• Texte à lire
En février, le succès d’Elle et Lui s’affirmait. Pourtant, voici poindre quelques nuages à l’horizon ; je ne parle pas des lettres anonymes, signe certain de réussite ; mais Paul de Musset commençait à laisser voir son mécontentement ; il voulait répondre, et répondre par un roman de sa façon, avant même la publication de la biographie de son frère qu’il annonçait, et qui ne parut qu’après la mort de F. Buloz, en 1877.

« Je m’attends bien à quelques attaques à propos du roman actuel, écrit George au directeur de la Revue, le 4 mars. Vous défendrez la Revue, je me défendrai, moi, s’il y a lieu ; mais défendre le héros de ce roman serait une sottise, et faire du tort à sa mémoire, que j’ai plus relevée que trahie. J’ai excusé les fautes, j’ai grandi les caractères, j’ai tu les misères réelles. C’est comme cela qu’il faut écrire certaines histoires, et c’est comme cela que, par égard pour tant d’autres, j’ai écrit… l’Histoire de ma vie. Ce n’est pas là mentir, c’est pardonner. J’ai des montagnes de preuves, et, en somme, ce n’est pas là que j’ai puisé mes jugements ; c’est dans mon cœur, plein d’oubli pour les travers et les faiblesses que j’ai vus[25]… »

« La famille de Musset crie contre moi, constate F. Buloz quelques semaines plus tard[26], et m’accuse (voyez le rôle honorable pour vous et pour moi) de vous avoir provoquée à faire Elle et Lui pour me venger de celui que j’ai tant aimé ! » Et il s’indigne. À la vérité, Paul le menaçait : il publierait à son tour des lettres de son frère à Tattet contre George. « Nous n’avons qu’à nous bien tenir, » s’écrie F. Buloz, qui ne semble pas prendre Paul, ni les menaces de Paul, au sérieux. George, de son côté, ne s’en occupait guère :

« Je m’inquiète fort peu de ce que vous m’annoncez. On y regardera à deux fois avant de me pousser à bout.

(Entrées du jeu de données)
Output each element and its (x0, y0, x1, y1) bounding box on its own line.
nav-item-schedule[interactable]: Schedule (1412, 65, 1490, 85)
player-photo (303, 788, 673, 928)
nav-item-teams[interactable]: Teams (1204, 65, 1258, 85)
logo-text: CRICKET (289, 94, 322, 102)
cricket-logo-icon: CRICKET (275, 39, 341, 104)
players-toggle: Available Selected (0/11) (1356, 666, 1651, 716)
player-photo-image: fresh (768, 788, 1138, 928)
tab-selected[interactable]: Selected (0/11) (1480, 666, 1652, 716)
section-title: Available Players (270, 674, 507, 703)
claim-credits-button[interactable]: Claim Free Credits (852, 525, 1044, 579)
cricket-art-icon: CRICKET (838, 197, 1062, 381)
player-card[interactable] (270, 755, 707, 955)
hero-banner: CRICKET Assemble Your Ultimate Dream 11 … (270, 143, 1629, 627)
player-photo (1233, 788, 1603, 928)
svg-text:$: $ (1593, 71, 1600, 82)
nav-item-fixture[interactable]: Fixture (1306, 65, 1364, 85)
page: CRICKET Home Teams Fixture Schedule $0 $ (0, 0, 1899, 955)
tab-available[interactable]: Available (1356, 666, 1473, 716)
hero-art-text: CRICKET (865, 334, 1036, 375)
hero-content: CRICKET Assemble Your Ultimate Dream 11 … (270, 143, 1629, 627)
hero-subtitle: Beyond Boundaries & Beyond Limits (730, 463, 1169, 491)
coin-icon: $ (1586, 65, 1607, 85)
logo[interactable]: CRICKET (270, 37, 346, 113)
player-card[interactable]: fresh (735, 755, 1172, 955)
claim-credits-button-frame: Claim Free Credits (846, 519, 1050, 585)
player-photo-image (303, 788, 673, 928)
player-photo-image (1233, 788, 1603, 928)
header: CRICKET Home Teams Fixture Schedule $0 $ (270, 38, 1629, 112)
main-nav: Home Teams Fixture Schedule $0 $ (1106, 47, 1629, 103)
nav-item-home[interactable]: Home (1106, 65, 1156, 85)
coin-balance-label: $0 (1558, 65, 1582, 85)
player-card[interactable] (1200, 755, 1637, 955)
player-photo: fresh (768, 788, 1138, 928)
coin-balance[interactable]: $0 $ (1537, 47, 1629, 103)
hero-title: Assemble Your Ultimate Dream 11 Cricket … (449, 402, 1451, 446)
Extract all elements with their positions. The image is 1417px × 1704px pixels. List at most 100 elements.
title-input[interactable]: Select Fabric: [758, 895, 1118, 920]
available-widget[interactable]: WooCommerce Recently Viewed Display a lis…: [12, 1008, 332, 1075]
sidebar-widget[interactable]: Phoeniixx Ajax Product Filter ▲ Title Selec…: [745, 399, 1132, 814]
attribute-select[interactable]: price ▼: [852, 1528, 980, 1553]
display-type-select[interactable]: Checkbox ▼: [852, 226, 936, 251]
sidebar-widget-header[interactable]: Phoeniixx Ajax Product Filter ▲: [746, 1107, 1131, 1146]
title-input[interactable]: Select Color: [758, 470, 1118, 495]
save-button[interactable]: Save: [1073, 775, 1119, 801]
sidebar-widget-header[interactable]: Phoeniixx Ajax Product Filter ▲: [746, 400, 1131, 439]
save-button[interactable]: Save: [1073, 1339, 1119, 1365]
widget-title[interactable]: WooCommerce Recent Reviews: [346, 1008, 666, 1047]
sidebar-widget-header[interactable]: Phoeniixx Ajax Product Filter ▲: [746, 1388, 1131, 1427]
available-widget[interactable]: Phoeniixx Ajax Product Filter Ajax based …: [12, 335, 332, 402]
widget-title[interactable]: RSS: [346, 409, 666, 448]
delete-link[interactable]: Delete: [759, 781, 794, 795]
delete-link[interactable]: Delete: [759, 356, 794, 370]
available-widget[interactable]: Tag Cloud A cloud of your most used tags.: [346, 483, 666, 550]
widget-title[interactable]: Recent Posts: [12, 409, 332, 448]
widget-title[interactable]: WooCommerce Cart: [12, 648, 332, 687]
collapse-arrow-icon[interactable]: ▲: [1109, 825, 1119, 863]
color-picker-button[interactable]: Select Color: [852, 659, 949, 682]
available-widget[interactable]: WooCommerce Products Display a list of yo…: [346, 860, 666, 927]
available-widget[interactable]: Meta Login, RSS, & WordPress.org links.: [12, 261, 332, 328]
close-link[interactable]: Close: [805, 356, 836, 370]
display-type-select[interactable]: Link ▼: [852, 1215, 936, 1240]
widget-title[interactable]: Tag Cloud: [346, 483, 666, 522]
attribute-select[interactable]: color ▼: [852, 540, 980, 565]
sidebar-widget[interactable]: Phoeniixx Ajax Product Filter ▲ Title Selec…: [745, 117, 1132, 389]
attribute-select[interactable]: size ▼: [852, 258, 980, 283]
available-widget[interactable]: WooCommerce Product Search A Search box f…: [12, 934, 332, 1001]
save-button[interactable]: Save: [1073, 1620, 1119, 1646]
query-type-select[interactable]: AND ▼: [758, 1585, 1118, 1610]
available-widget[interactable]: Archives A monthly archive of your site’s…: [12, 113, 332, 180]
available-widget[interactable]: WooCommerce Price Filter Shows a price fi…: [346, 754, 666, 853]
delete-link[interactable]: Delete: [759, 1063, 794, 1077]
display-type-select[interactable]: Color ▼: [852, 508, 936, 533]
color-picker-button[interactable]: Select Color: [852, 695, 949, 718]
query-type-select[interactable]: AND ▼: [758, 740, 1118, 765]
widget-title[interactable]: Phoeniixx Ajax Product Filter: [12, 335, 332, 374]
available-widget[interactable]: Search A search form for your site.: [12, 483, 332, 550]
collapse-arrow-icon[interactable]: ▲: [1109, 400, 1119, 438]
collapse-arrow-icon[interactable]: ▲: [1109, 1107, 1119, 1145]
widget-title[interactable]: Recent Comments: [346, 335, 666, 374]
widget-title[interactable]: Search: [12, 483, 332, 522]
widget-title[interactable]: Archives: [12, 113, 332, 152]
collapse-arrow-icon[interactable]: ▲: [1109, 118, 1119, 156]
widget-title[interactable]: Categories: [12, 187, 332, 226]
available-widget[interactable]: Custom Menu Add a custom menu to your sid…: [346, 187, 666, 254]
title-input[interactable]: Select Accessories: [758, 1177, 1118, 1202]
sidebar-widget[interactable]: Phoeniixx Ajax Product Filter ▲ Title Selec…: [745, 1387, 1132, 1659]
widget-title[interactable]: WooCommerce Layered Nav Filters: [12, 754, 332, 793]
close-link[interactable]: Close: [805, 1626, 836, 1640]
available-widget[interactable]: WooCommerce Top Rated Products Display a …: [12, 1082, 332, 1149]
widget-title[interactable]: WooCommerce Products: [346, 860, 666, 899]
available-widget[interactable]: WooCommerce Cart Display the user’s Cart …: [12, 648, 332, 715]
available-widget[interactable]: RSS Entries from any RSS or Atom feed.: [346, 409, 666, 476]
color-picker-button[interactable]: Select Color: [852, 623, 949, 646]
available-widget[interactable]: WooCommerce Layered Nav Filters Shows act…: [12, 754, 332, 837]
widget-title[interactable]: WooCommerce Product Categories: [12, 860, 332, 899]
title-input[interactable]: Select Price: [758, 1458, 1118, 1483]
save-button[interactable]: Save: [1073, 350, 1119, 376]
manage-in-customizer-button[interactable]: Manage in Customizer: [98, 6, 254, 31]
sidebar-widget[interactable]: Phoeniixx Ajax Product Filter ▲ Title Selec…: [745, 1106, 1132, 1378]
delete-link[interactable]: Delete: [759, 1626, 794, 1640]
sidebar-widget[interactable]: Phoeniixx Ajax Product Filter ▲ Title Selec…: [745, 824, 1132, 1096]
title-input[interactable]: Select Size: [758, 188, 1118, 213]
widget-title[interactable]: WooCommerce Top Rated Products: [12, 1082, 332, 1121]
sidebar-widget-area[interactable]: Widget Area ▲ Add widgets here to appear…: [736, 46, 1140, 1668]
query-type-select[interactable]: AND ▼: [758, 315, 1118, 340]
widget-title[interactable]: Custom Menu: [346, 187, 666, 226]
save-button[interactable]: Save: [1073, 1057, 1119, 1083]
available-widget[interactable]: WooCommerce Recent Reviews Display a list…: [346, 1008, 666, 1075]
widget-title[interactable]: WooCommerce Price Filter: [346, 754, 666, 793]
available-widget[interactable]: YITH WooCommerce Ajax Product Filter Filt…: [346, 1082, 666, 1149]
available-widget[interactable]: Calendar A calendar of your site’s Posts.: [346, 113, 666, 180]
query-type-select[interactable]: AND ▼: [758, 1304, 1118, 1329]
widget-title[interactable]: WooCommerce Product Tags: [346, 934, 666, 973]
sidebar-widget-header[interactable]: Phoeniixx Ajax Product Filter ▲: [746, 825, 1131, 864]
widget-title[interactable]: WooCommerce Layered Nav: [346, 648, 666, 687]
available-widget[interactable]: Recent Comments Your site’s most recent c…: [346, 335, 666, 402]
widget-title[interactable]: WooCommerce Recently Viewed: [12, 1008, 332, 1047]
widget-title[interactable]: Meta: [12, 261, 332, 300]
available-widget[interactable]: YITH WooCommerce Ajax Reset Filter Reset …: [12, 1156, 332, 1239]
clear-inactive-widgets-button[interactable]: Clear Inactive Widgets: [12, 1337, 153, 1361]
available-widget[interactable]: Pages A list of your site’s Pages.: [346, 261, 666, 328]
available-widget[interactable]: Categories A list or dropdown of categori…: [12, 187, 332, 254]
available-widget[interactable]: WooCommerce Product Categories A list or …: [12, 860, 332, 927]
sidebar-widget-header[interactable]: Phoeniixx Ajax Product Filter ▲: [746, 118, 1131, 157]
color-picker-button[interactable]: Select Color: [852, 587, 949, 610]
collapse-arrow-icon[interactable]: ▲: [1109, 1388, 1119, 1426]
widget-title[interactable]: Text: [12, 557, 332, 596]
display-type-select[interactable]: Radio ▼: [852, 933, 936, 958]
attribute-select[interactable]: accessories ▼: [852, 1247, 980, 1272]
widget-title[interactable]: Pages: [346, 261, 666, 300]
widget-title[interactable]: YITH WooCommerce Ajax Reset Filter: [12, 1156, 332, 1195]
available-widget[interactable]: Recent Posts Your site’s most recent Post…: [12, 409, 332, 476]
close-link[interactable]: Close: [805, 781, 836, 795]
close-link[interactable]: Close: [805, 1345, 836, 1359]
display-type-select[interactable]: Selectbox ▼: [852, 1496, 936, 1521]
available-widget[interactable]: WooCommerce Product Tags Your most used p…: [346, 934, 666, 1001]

• Objectifs
- a) Relevez toutes les personnes désignées par un nom propre dans le texte sur Elle et Lui.
- b) Résumez en deux phrases le texte sur Elle et Lui.
- c) Reproduisez, s'il vous plaît, le passage du texte sur Elle et Lui qui commence aux mots « En février, le » et s'arrête après « Buloz, en 1877. ».
Les lignes ci-dessus forment un ensemble à part, distinct du texte.

• Réponses attendues
- a) Paul de Musset, F. Buloz, George, Tattet

- b) Alors que le succès d'Elle et Lui s'affirmait en février, Paul de Musset laissait voir son mécontentement et menaçait de publier des lettres de son frère à Tattet contre George. George assurait au directeur de la Revue avoir excusé les fautes du héros du roman et relevé sa mémoire plutôt que de la trahir, et elle se disait fort peu inquiète de ce qu'on lui annonçait.

- c)
En février, le succès d’Elle et Lui s’affirmait. Pourtant, voici poindre quelques nuages à l’horizon ; je ne parle pas des lettres anonymes, signe certain de réussite ; mais Paul de Musset commençait à laisser voir son mécontentement ; il voulait répondre, et répondre par un roman de sa façon, avant même la publication de la biographie de son frère qu’il annonçait, et qui ne parut qu’après la mort de F. Buloz, en 1877.